Instruction —
Among the entries below, find how many lines carry the word "type" and state only that figure.

Listed records —
━━━━━━

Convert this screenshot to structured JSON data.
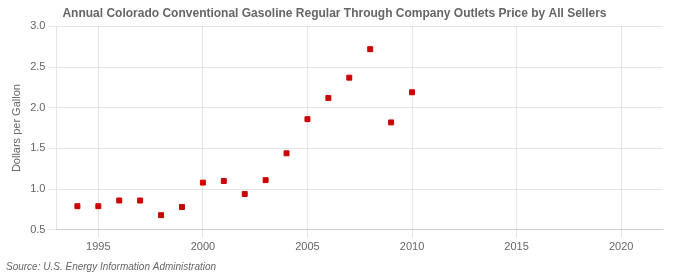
{
  "chart_data": {
    "type": "scatter",
    "title": "Annual Colorado Conventional Gasoline Regular Through Company Outlets Price by All Sellers",
    "ylabel": "Dollars per Gallon",
    "annotation": "Source: U.S. Energy Information Administration",
    "x": [
      1994,
      1995,
      1996,
      1997,
      1998,
      1999,
      2000,
      2001,
      2002,
      2003,
      2004,
      2005,
      2006,
      2007,
      2008,
      2009,
      2010
    ],
    "values": [
      0.79,
      0.79,
      0.86,
      0.86,
      0.68,
      0.78,
      1.08,
      1.1,
      0.94,
      1.11,
      1.44,
      1.86,
      2.12,
      2.37,
      2.72,
      1.82,
      2.19
    ],
    "color": "#cc0000",
    "marker": "square",
    "xlim": [
      1993,
      2022
    ],
    "ylim": [
      0.5,
      3.0
    ],
    "xticks": [
      1995,
      2000,
      2005,
      2010,
      2015,
      2020
    ],
    "yticks": [
      0.5,
      {
        "value": 1,
        "label": "1.0"
      },
      1.5,
      {
        "value": 2,
        "label": "2.0"
      },
      2.5,
      {
        "value": 3,
        "label": "3.0"
      }
    ],
    "grid": true
  }
}
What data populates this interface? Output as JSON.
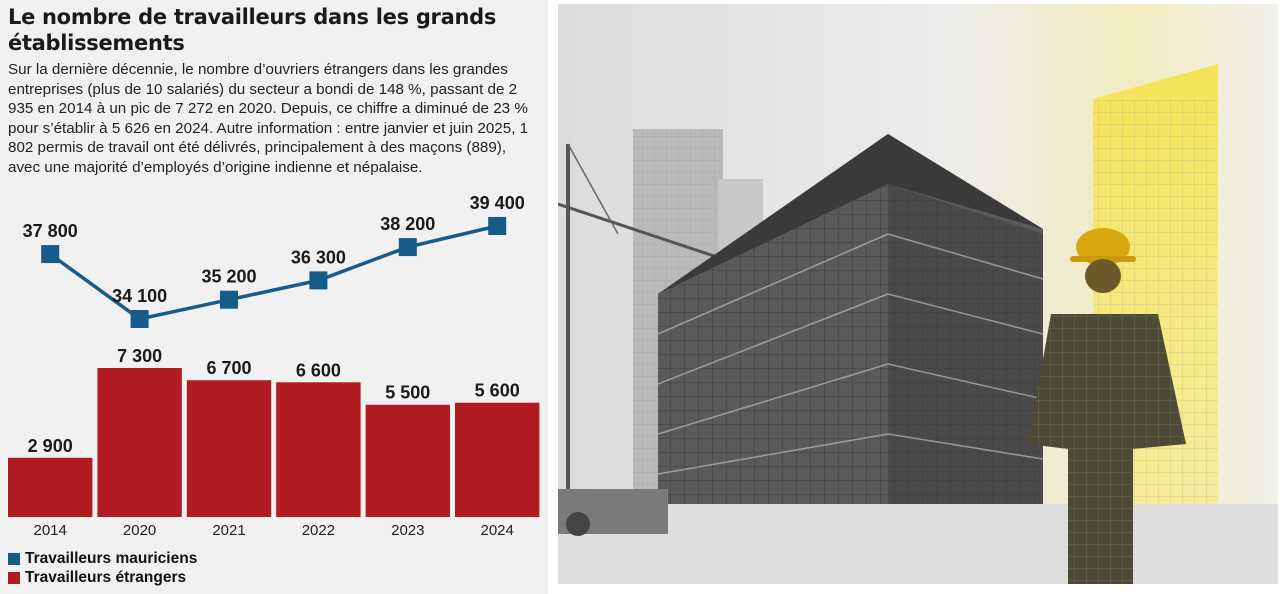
{
  "title": "Le nombre de travailleurs dans les grands établissements",
  "description": "Sur la dernière décennie, le nombre d’ouvriers étrangers dans les grandes entreprises (plus de 10 salariés) du secteur a bondi de 148 %, passant de 2 935 en 2014 à un pic de 7 272 en 2020. Depuis, ce chiffre a diminué de 23 % pour s’établir à 5 626 en 2024. Autre information : entre janvier et juin 2025, 1 802 permis de travail ont été délivrés, principalement à des maçons (889), avec une majorité d’employés d’origine indienne et népalaise.",
  "colors": {
    "mauriciens": "#175b8a",
    "etrangers": "#b01c22",
    "panel": "#f1f1f2"
  },
  "chart_data": {
    "type": "bar+line",
    "categories": [
      "2014",
      "2020",
      "2021",
      "2022",
      "2023",
      "2024"
    ],
    "series": [
      {
        "name": "Travailleurs mauriciens",
        "type": "line",
        "color": "#175b8a",
        "values": [
          37800,
          34100,
          35200,
          36300,
          38200,
          39400
        ],
        "labels": [
          "37 800",
          "34 100",
          "35 200",
          "36 300",
          "38 200",
          "39 400"
        ]
      },
      {
        "name": "Travailleurs étrangers",
        "type": "bar",
        "color": "#b01c22",
        "values": [
          2900,
          7300,
          6700,
          6600,
          5500,
          5600
        ],
        "labels": [
          "2 900",
          "7 300",
          "6 700",
          "6 600",
          "5 500",
          "5 600"
        ]
      }
    ],
    "legend_position": "bottom-left",
    "grid": false
  },
  "legend": [
    {
      "label": "Travailleurs mauriciens",
      "color": "#175b8a"
    },
    {
      "label": "Travailleurs étrangers",
      "color": "#b01c22"
    }
  ],
  "photo": {
    "subject": "construction-site-with-worker-illustration"
  }
}
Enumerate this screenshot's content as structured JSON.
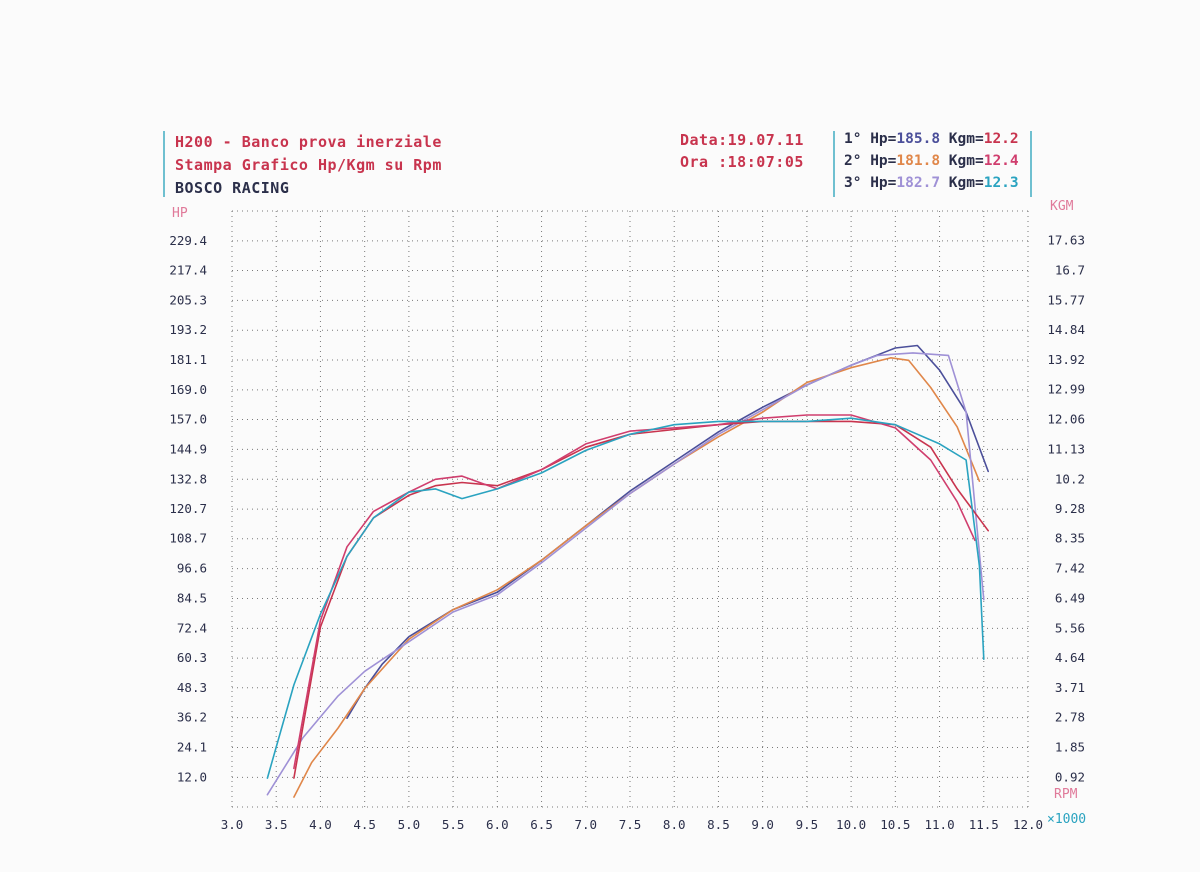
{
  "header": {
    "title": "H200 - Banco prova inerziale",
    "subtitle": "Stampa Grafico Hp/Kgm su Rpm",
    "company": "BOSCO RACING",
    "date_label": "Data:",
    "date_value": "19.07.11",
    "time_label": "Ora :",
    "time_value": "18:07:05"
  },
  "runs": [
    {
      "label": "1°",
      "hp_label": "Hp=",
      "hp": "185.8",
      "kgm_label": "Kgm=",
      "kgm": "12.2",
      "color": "#4b4f9a"
    },
    {
      "label": "2°",
      "hp_label": "Hp=",
      "hp": "181.8",
      "kgm_label": "Kgm=",
      "kgm": "12.4",
      "color": "#e0874a"
    },
    {
      "label": "3°",
      "hp_label": "Hp=",
      "hp": "182.7",
      "kgm_label": "Kgm=",
      "kgm": "12.3",
      "color": "#9f91d6"
    }
  ],
  "colors": {
    "title": "#c8344e",
    "label_dark": "#2b2f4a",
    "axis_pink": "#e07a9a",
    "run1_power": "#4b4f9a",
    "run1_torque": "#c8344e",
    "run2_power": "#e0874a",
    "run2_torque": "#d03e6e",
    "run3_power": "#9f91d6",
    "run3_torque": "#2aa3c0",
    "grid": "#7a7a7a",
    "unit_x": "#2aa3c0"
  },
  "chart_data": {
    "type": "line",
    "left_axis_label": "HP",
    "right_axis_label": "KGM",
    "x_axis_label": "RPM",
    "x_unit": "×1000",
    "x_ticks": [
      "3.0",
      "3.5",
      "4.0",
      "4.5",
      "5.0",
      "5.5",
      "6.0",
      "6.5",
      "7.0",
      "7.5",
      "8.0",
      "8.5",
      "9.0",
      "9.5",
      "10.0",
      "10.5",
      "11.0",
      "11.5",
      "12.0"
    ],
    "left_ticks": [
      "229.4",
      "217.4",
      "205.3",
      "193.2",
      "181.1",
      "169.0",
      "157.0",
      "144.9",
      "132.8",
      "120.7",
      "108.7",
      "96.6",
      "84.5",
      "72.4",
      "60.3",
      "48.3",
      "36.2",
      "24.1",
      "12.0"
    ],
    "right_ticks": [
      "17.63",
      "16.7",
      "15.77",
      "14.84",
      "13.92",
      "12.99",
      "12.06",
      "11.13",
      "10.2",
      "9.28",
      "8.35",
      "7.42",
      "6.49",
      "5.56",
      "4.64",
      "3.71",
      "2.78",
      "1.85",
      "0.92"
    ],
    "xlim": [
      3.0,
      12.0
    ],
    "hp_lim": [
      0,
      241.5
    ],
    "kgm_lim": [
      0,
      18.55
    ],
    "grid": true,
    "series": [
      {
        "name": "1° Hp",
        "axis": "hp",
        "color_key": "run1_power",
        "x": [
          4.3,
          4.5,
          4.7,
          5.0,
          5.5,
          6.0,
          6.5,
          7.0,
          7.5,
          8.0,
          8.5,
          9.0,
          9.5,
          10.0,
          10.5,
          10.75,
          11.0,
          11.3,
          11.55
        ],
        "y": [
          36,
          48,
          58,
          69,
          80,
          87,
          100,
          114,
          128,
          140,
          152,
          162,
          171,
          179,
          186,
          187,
          177,
          160,
          136
        ]
      },
      {
        "name": "2° Hp",
        "axis": "hp",
        "color_key": "run2_power",
        "x": [
          3.7,
          3.9,
          4.2,
          4.5,
          5.0,
          5.5,
          6.0,
          6.5,
          7.0,
          7.5,
          8.0,
          8.5,
          9.0,
          9.5,
          10.0,
          10.45,
          10.65,
          10.9,
          11.2,
          11.45
        ],
        "y": [
          4,
          18,
          32,
          48,
          68,
          80,
          88,
          100,
          114,
          127,
          139,
          150,
          160,
          172,
          178,
          182,
          181,
          170,
          154,
          132
        ]
      },
      {
        "name": "3° Hp",
        "axis": "hp",
        "color_key": "run3_power",
        "x": [
          3.4,
          3.8,
          4.2,
          4.5,
          5.0,
          5.5,
          6.0,
          6.5,
          7.0,
          7.5,
          8.0,
          8.5,
          9.0,
          9.5,
          10.0,
          10.3,
          10.7,
          11.1,
          11.3,
          11.5
        ],
        "y": [
          5,
          28,
          45,
          55,
          67,
          79,
          86,
          99,
          113,
          127,
          139,
          151,
          161,
          171,
          179,
          183,
          184,
          183,
          160,
          84
        ]
      },
      {
        "name": "1° Kgm",
        "axis": "kgm",
        "color_key": "run1_torque",
        "x": [
          3.7,
          4.0,
          4.3,
          4.6,
          5.0,
          5.3,
          5.6,
          6.0,
          6.5,
          7.0,
          7.5,
          8.0,
          8.5,
          9.0,
          9.5,
          10.0,
          10.5,
          10.9,
          11.2,
          11.55
        ],
        "y": [
          0.9,
          5.6,
          7.8,
          9.0,
          9.7,
          10.0,
          10.1,
          10.0,
          10.5,
          11.2,
          11.6,
          11.75,
          11.9,
          12.0,
          12.0,
          12.0,
          11.9,
          11.2,
          9.9,
          8.6
        ]
      },
      {
        "name": "2° Kgm",
        "axis": "kgm",
        "color_key": "run2_torque",
        "x": [
          3.7,
          4.0,
          4.3,
          4.6,
          5.0,
          5.3,
          5.6,
          6.0,
          6.5,
          7.0,
          7.5,
          8.0,
          8.5,
          9.0,
          9.5,
          10.0,
          10.5,
          10.9,
          11.2,
          11.4
        ],
        "y": [
          1.2,
          5.8,
          8.1,
          9.2,
          9.8,
          10.2,
          10.3,
          9.9,
          10.5,
          11.3,
          11.7,
          11.8,
          11.9,
          12.1,
          12.2,
          12.2,
          11.8,
          10.8,
          9.5,
          8.3
        ]
      },
      {
        "name": "3° Kgm",
        "axis": "kgm",
        "color_key": "run3_torque",
        "x": [
          3.4,
          3.7,
          4.0,
          4.3,
          4.6,
          5.0,
          5.3,
          5.6,
          6.0,
          6.5,
          7.0,
          7.5,
          8.0,
          8.5,
          9.0,
          9.5,
          10.0,
          10.5,
          11.0,
          11.3,
          11.45,
          11.5
        ],
        "y": [
          0.9,
          3.8,
          6.0,
          7.8,
          9.0,
          9.8,
          9.9,
          9.6,
          9.9,
          10.4,
          11.1,
          11.6,
          11.9,
          12.0,
          12.0,
          12.0,
          12.1,
          11.9,
          11.3,
          10.8,
          7.5,
          4.6
        ]
      }
    ]
  }
}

━━━━━━

Output —
5